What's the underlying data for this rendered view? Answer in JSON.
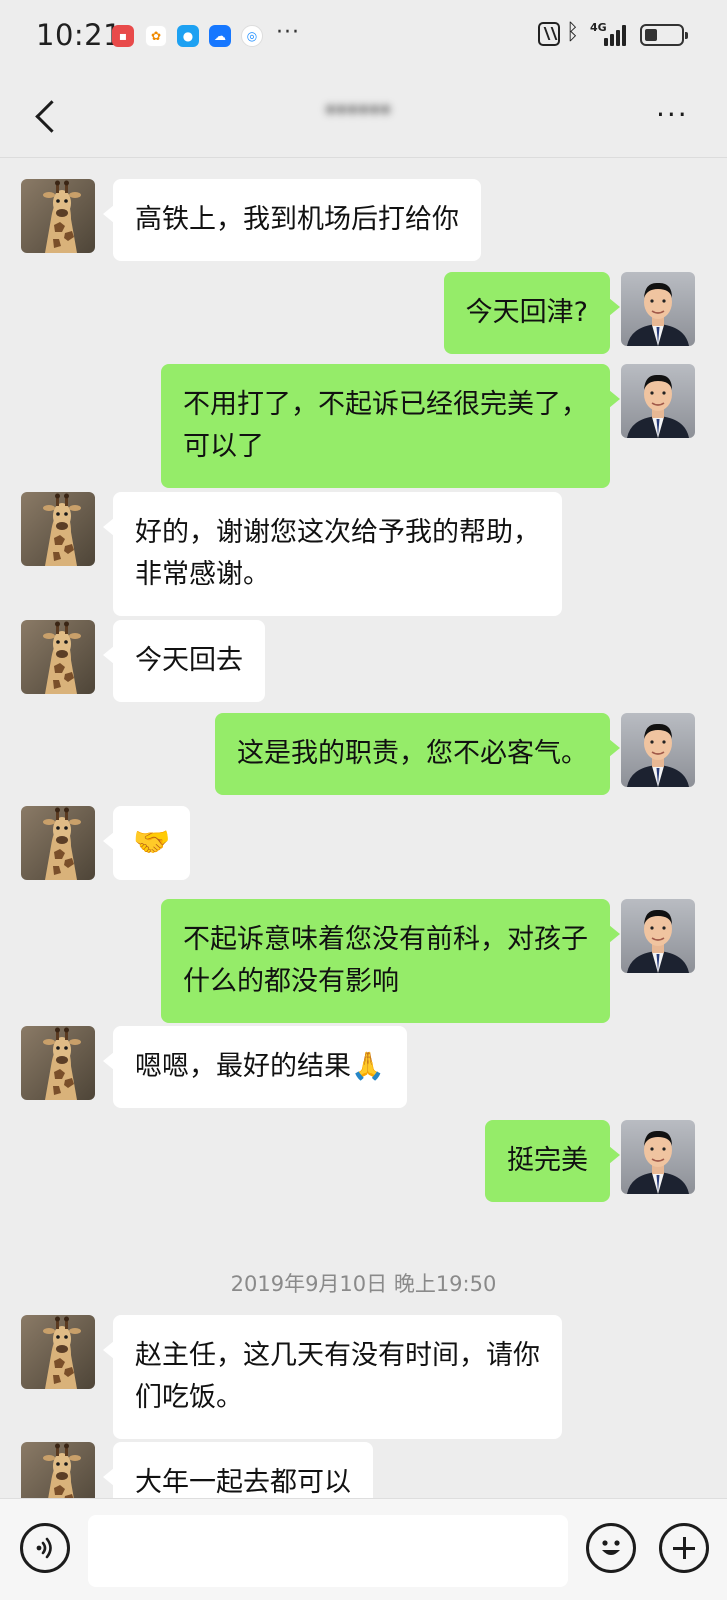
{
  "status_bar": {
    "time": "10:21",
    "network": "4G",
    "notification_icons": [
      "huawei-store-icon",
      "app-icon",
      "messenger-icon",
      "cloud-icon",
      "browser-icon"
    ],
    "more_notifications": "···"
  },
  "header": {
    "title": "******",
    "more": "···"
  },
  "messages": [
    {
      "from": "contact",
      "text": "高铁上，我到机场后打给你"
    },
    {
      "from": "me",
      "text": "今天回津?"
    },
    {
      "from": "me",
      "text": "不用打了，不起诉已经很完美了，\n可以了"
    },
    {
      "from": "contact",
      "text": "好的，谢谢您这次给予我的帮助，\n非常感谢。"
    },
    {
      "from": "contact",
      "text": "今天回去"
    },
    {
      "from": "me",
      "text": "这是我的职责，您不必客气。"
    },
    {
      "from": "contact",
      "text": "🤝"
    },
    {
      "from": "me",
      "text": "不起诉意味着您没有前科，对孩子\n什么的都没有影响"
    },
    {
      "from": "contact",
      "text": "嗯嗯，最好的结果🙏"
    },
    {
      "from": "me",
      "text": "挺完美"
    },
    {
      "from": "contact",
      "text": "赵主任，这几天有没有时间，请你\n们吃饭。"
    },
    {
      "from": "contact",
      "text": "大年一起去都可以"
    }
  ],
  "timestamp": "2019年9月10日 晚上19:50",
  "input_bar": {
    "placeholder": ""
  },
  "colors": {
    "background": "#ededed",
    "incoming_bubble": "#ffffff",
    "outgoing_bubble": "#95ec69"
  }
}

DIRECTIONS: Pictures are not part of the copy; output everything else in the records exactly.

CORRECT RESPONSE:
What's the underlying data for this rendered view? Answer in JSON.
{
  "status_bar": {
    "time": "10:21",
    "network": "4G",
    "notification_icons": [
      "huawei-store-icon",
      "app-icon",
      "messenger-icon",
      "cloud-icon",
      "browser-icon"
    ],
    "more_notifications": "···"
  },
  "header": {
    "title": "******",
    "more": "···"
  },
  "messages": [
    {
      "from": "contact",
      "text": "高铁上，我到机场后打给你"
    },
    {
      "from": "me",
      "text": "今天回津?"
    },
    {
      "from": "me",
      "text": "不用打了，不起诉已经很完美了，\n可以了"
    },
    {
      "from": "contact",
      "text": "好的，谢谢您这次给予我的帮助，\n非常感谢。"
    },
    {
      "from": "contact",
      "text": "今天回去"
    },
    {
      "from": "me",
      "text": "这是我的职责，您不必客气。"
    },
    {
      "from": "contact",
      "text": "🤝"
    },
    {
      "from": "me",
      "text": "不起诉意味着您没有前科，对孩子\n什么的都没有影响"
    },
    {
      "from": "contact",
      "text": "嗯嗯，最好的结果🙏"
    },
    {
      "from": "me",
      "text": "挺完美"
    },
    {
      "from": "contact",
      "text": "赵主任，这几天有没有时间，请你\n们吃饭。"
    },
    {
      "from": "contact",
      "text": "大年一起去都可以"
    }
  ],
  "timestamp": "2019年9月10日 晚上19:50",
  "input_bar": {
    "placeholder": ""
  },
  "colors": {
    "background": "#ededed",
    "incoming_bubble": "#ffffff",
    "outgoing_bubble": "#95ec69"
  }
}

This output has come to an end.